## WHAT IS BEING ASKED
Write out the material below again, unchanged.
***
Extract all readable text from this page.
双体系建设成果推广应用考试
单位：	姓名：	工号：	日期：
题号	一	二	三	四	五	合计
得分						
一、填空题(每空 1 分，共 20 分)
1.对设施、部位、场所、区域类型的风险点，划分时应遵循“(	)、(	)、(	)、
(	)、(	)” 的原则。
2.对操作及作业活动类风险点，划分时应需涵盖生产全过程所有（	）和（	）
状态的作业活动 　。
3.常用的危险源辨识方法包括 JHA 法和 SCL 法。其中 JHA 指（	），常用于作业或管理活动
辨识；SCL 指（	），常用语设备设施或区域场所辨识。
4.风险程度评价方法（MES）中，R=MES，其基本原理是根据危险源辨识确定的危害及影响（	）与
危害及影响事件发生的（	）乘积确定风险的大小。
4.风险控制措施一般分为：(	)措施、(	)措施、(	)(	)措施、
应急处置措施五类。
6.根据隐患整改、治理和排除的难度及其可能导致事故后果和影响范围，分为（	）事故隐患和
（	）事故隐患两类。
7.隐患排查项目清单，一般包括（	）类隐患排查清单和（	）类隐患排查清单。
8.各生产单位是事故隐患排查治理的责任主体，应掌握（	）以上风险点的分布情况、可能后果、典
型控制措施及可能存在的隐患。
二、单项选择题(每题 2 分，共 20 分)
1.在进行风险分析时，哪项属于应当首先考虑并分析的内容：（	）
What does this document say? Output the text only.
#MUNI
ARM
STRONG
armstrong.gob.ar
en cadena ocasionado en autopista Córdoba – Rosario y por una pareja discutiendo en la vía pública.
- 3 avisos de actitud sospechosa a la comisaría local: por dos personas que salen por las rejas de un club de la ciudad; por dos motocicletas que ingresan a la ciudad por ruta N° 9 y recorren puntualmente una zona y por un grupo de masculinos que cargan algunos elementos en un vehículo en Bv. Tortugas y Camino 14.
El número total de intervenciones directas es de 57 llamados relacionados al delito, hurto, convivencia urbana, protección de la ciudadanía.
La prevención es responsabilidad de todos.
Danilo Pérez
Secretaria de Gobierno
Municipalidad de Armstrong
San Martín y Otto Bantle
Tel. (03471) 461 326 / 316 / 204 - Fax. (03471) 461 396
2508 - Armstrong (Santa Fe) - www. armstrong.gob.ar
***
## REPLY
Extract all readable text from this page.
双体系建设成果推广应用考试
单位：	姓名：	工号：	日期：
题号	一	二	三	四	五	合计
得分						
一、填空题(每空 1 分，共 20 分)
1.对设施、部位、场所、区域类型的风险点，划分时应遵循“(	)、(	)、(	)、
(	)、(	)” 的原则。
2.对操作及作业活动类风险点，划分时应需涵盖生产全过程所有（	）和（	）
状态的作业活动 　。
3.常用的危险源辨识方法包括 JHA 法和 SCL 法。其中 JHA 指（	），常用于作业或管理活动
辨识；SCL 指（	），常用语设备设施或区域场所辨识。
4.风险程度评价方法（MES）中，R=MES，其基本原理是根据危险源辨识确定的危害及影响（	）与
危害及影响事件发生的（	）乘积确定风险的大小。
4.风险控制措施一般分为：(	)措施、(	)措施、(	)(	)措施、
应急处置措施五类。
6.根据隐患整改、治理和排除的难度及其可能导致事故后果和影响范围，分为（	）事故隐患和
（	）事故隐患两类。
7.隐患排查项目清单，一般包括（	）类隐患排查清单和（	）类隐患排查清单。
8.各生产单位是事故隐患排查治理的责任主体，应掌握（	）以上风险点的分布情况、可能后果、典
型控制措施及可能存在的隐患。
二、单项选择题(每题 2 分，共 20 分)
1.在进行风险分析时，哪项属于应当首先考虑并分析的内容：（	）
What does this document say? Output the text only.
#MUNI
ARM
STRONG
armstrong.gob.ar
en cadena ocasionado en autopista Córdoba – Rosario y por una pareja discutiendo en la vía pública.
- 3 avisos de actitud sospechosa a la comisaría local: por dos personas que salen por las rejas de un club de la ciudad; por dos motocicletas que ingresan a la ciudad por ruta N° 9 y recorren puntualmente una zona y por un grupo de masculinos que cargan algunos elementos en un vehículo en Bv. Tortugas y Camino 14.
El número total de intervenciones directas es de 57 llamados relacionados al delito, hurto, convivencia urbana, protección de la ciudadanía.
La prevención es responsabilidad de todos.
Danilo Pérez
Secretaria de Gobierno
Municipalidad de Armstrong
San Martín y Otto Bantle
Tel. (03471) 461 326 / 316 / 204 - Fax. (03471) 461 396
2508 - Armstrong (Santa Fe) - www. armstrong.gob.ar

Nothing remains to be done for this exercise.